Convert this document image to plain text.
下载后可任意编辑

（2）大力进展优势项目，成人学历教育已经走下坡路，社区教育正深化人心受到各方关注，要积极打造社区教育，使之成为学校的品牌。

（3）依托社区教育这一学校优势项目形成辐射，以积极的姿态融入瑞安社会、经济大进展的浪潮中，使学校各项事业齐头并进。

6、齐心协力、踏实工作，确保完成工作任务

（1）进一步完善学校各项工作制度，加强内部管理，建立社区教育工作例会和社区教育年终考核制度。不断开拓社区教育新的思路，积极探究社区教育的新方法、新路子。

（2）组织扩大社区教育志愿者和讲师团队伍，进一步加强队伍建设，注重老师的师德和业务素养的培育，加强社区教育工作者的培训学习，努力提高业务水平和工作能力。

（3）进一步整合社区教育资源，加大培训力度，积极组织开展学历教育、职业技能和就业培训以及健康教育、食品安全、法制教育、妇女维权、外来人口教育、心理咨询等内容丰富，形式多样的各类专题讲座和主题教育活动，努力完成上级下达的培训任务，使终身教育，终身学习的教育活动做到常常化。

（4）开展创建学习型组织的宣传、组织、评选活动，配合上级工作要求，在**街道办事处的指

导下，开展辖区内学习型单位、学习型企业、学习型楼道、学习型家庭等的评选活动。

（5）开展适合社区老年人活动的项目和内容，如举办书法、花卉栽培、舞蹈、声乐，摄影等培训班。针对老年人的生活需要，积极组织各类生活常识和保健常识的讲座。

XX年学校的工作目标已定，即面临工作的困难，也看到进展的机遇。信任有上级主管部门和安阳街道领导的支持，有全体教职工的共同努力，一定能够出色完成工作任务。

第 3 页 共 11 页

━━━━━━━━━━━━━━━━

**Task prompt:** Give back the whole listing exactly as it reads.

**Solution:**
Convert this document image to plain text.
下载后可任意编辑

（2）大力进展优势项目，成人学历教育已经走下坡路，社区教育正深化人心受到各方关注，要积极打造社区教育，使之成为学校的品牌。

（3）依托社区教育这一学校优势项目形成辐射，以积极的姿态融入瑞安社会、经济大进展的浪潮中，使学校各项事业齐头并进。

6、齐心协力、踏实工作，确保完成工作任务

（1）进一步完善学校各项工作制度，加强内部管理，建立社区教育工作例会和社区教育年终考核制度。不断开拓社区教育新的思路，积极探究社区教育的新方法、新路子。

（2）组织扩大社区教育志愿者和讲师团队伍，进一步加强队伍建设，注重老师的师德和业务素养的培育，加强社区教育工作者的培训学习，努力提高业务水平和工作能力。

（3）进一步整合社区教育资源，加大培训力度，积极组织开展学历教育、职业技能和就业培训以及健康教育、食品安全、法制教育、妇女维权、外来人口教育、心理咨询等内容丰富，形式多样的各类专题讲座和主题教育活动，努力完成上级下达的培训任务，使终身教育，终身学习的教育活动做到常常化。

（4）开展创建学习型组织的宣传、组织、评选活动，配合上级工作要求，在**街道办事处的指

导下，开展辖区内学习型单位、学习型企业、学习型楼道、学习型家庭等的评选活动。

（5）开展适合社区老年人活动的项目和内容，如举办书法、花卉栽培、舞蹈、声乐，摄影等培训班。针对老年人的生活需要，积极组织各类生活常识和保健常识的讲座。

XX年学校的工作目标已定，即面临工作的困难，也看到进展的机遇。信任有上级主管部门和安阳街道领导的支持，有全体教职工的共同努力，一定能够出色完成工作任务。

第 3 页 共 11 页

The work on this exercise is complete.